Collected data entries
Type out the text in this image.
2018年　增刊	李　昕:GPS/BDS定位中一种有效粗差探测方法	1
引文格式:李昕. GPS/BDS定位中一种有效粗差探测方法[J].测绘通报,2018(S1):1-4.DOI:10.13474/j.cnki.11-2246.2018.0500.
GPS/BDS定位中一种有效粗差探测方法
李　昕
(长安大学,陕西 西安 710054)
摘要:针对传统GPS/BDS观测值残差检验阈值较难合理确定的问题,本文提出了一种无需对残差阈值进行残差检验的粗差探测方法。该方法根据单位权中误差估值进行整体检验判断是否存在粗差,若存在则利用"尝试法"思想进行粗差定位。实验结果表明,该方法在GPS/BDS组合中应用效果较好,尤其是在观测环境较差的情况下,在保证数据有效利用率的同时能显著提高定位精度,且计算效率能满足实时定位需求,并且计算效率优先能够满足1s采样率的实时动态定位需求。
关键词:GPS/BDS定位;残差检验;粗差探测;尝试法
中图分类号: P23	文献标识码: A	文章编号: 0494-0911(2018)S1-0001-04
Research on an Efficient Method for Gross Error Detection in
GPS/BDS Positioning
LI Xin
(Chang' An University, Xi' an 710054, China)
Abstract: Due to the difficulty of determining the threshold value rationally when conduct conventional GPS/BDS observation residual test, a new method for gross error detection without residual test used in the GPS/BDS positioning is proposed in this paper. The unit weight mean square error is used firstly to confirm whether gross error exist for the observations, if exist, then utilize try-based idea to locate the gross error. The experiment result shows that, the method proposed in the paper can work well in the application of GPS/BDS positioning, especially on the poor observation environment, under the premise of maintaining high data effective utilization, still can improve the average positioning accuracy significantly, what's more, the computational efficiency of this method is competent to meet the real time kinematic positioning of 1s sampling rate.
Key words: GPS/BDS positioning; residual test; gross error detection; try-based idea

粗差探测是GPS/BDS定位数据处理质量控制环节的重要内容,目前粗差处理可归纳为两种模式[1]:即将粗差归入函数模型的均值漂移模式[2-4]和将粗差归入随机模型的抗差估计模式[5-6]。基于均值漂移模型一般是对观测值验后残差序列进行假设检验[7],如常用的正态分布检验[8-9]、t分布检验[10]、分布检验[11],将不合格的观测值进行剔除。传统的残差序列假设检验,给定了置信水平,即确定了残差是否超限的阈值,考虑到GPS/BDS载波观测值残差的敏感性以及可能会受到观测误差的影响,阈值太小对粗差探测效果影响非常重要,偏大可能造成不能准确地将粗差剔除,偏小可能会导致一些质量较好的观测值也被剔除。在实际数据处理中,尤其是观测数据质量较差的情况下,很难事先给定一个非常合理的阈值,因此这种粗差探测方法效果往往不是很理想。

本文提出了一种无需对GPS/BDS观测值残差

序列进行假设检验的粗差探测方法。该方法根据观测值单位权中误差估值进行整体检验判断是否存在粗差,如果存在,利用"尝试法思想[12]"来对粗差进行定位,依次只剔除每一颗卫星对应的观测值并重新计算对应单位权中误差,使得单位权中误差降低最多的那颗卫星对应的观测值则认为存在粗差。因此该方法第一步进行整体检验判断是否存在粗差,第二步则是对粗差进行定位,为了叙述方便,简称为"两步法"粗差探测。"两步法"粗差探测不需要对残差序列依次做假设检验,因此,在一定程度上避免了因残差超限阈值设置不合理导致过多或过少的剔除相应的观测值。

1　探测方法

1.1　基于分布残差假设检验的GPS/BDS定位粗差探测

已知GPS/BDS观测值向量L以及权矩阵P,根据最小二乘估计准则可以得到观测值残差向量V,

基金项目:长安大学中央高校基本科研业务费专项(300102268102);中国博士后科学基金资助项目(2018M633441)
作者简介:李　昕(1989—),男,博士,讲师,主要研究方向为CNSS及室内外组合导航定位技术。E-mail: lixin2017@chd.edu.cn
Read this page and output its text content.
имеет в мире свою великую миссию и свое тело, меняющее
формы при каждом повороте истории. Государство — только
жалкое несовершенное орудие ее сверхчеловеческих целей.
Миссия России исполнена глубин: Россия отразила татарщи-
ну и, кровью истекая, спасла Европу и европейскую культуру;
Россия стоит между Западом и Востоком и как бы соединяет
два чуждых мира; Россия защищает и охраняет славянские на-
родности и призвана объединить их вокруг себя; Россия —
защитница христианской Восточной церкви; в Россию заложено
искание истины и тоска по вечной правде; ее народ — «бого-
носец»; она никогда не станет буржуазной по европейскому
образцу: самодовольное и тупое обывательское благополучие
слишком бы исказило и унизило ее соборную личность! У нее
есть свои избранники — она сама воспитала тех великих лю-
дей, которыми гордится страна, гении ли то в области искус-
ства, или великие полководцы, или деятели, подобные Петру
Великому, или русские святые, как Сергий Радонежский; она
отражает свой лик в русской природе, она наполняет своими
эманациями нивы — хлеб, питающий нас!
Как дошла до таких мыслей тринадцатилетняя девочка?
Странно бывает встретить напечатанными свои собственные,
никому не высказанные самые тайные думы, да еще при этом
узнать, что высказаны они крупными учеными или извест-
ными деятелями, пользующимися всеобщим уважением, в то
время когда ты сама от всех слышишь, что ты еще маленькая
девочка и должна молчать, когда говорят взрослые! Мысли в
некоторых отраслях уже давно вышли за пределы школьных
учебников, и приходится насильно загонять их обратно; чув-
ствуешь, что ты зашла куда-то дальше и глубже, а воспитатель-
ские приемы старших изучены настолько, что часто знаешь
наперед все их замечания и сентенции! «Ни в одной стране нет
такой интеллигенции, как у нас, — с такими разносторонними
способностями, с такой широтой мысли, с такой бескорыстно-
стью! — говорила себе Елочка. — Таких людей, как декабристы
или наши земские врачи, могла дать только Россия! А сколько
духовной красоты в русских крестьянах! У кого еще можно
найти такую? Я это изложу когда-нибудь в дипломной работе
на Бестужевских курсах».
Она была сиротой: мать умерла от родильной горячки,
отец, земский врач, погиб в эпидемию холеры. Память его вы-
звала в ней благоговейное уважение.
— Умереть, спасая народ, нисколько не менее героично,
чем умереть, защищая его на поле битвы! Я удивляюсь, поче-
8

| GOAL |
Where a line in the entries holds the word "народ", copy that line.

| RESPONSE TO THIS TASK |
искание истины и тоска по вечной правде; ее народ — «бого-
— Умереть, спасая народ, нисколько не менее героично,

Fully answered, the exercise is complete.